### Supplied material

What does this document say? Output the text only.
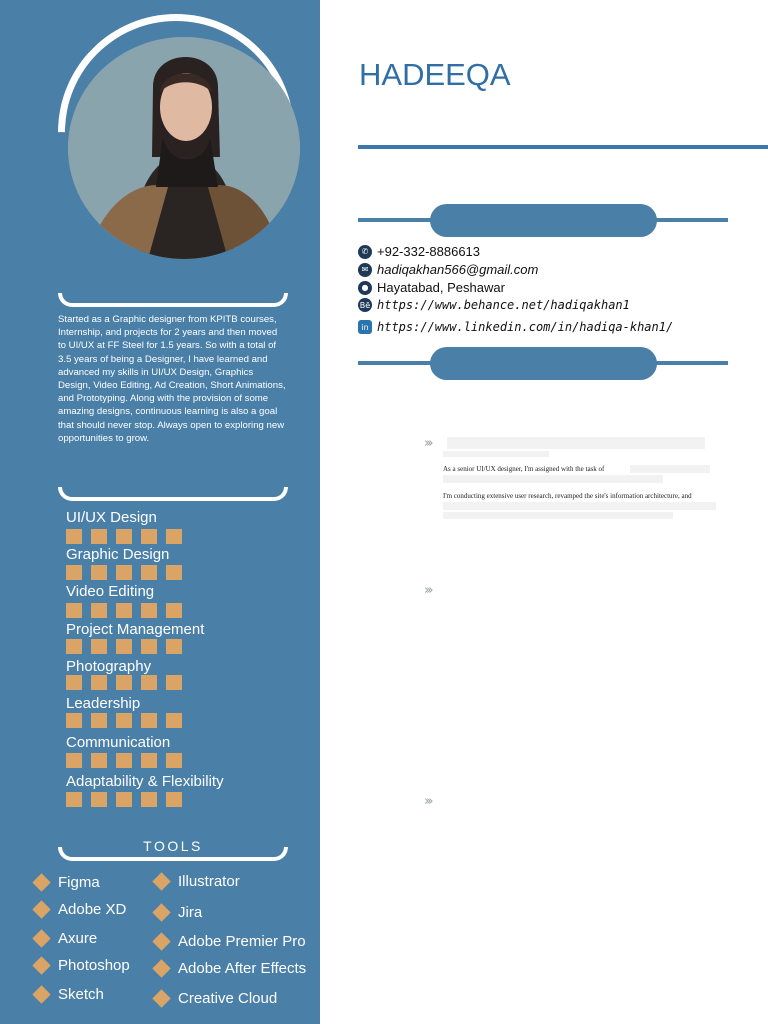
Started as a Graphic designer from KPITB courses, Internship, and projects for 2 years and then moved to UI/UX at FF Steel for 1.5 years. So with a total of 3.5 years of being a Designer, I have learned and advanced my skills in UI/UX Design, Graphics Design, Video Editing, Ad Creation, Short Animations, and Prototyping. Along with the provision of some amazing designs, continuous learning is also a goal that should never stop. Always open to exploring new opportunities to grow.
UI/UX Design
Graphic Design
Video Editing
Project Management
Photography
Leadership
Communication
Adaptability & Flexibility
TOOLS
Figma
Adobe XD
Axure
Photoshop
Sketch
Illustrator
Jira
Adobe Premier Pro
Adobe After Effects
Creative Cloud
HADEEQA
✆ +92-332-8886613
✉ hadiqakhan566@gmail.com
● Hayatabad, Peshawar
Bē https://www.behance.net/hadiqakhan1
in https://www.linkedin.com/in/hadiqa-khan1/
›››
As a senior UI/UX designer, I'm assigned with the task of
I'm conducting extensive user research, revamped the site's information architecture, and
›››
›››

### Problem details
All entries must be written out again exactly as given, with no pictures in the copy.

### Correct result
What does this document say? Output the text only.
Started as a Graphic designer from KPITB courses, Internship, and projects for 2 years and then moved to UI/UX at FF Steel for 1.5 years. So with a total of 3.5 years of being a Designer, I have learned and advanced my skills in UI/UX Design, Graphics Design, Video Editing, Ad Creation, Short Animations, and Prototyping. Along with the provision of some amazing designs, continuous learning is also a goal that should never stop. Always open to exploring new opportunities to grow.
UI/UX Design
Graphic Design
Video Editing
Project Management
Photography
Leadership
Communication
Adaptability & Flexibility
TOOLS
Figma
Adobe XD
Axure
Photoshop
Sketch
Illustrator
Jira
Adobe Premier Pro
Adobe After Effects
Creative Cloud
HADEEQA
✆ +92-332-8886613
✉ hadiqakhan566@gmail.com
● Hayatabad, Peshawar
Bē https://www.behance.net/hadiqakhan1
in https://www.linkedin.com/in/hadiqa-khan1/
›››
As a senior UI/UX designer, I'm assigned with the task of
I'm conducting extensive user research, revamped the site's information architecture, and
›››
›››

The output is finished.